** begin **

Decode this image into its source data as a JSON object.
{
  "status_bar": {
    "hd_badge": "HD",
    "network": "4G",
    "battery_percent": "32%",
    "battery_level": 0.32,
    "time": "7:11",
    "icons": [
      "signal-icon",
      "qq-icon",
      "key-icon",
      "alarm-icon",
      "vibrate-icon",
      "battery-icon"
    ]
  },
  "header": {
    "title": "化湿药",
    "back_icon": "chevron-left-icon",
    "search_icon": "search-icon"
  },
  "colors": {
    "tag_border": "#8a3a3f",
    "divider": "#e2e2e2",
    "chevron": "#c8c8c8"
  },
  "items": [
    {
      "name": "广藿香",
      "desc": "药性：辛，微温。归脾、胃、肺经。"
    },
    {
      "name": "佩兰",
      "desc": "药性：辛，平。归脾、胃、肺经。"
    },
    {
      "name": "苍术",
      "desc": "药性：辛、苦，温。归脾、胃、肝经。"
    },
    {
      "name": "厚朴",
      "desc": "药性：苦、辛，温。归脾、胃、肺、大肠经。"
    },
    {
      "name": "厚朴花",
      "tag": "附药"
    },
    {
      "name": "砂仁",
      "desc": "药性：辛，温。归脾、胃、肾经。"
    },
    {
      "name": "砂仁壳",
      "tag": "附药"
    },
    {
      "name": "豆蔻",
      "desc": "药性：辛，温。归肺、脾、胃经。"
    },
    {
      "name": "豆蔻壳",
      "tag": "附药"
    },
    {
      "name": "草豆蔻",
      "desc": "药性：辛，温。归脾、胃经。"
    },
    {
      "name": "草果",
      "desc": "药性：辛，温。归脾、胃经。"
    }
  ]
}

** end **

* **The exercise**: Go through the listing above and return every line where the word "chevron" occurs.

* **Completed task**:
    "back_icon": "chevron-left-icon",
    "chevron": "#c8c8c8"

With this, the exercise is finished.